Given problem
Count every line below that contains "this", then state the total with no other output.

*** Available records

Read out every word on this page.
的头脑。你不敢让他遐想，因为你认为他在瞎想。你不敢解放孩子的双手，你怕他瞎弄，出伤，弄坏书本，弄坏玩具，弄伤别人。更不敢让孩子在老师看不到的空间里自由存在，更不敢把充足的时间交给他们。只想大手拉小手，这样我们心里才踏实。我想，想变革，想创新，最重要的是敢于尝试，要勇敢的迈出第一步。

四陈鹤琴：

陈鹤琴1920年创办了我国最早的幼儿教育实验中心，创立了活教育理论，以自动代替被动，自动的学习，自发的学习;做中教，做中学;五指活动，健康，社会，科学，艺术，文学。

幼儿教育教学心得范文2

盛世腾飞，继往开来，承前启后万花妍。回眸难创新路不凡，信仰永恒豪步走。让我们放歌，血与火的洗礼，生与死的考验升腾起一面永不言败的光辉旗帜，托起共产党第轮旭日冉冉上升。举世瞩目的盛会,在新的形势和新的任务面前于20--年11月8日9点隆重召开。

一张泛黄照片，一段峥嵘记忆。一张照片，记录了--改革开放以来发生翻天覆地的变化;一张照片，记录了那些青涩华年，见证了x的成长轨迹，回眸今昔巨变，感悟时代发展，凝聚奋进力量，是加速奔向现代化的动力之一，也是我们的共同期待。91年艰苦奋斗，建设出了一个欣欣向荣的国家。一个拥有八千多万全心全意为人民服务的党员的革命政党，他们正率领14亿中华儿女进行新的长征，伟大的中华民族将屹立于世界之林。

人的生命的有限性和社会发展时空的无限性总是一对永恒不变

******
*** Available records

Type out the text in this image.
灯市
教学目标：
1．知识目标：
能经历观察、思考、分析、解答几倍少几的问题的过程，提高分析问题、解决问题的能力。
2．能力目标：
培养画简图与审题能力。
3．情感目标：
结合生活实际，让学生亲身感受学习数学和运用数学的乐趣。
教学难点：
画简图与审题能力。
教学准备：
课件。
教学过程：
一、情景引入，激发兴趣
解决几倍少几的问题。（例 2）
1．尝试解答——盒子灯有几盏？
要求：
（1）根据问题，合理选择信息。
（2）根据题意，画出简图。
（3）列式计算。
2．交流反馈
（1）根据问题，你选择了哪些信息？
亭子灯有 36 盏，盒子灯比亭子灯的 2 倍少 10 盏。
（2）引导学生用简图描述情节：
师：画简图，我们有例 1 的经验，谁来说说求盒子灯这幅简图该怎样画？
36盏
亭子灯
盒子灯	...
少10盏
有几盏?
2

******

Answer
2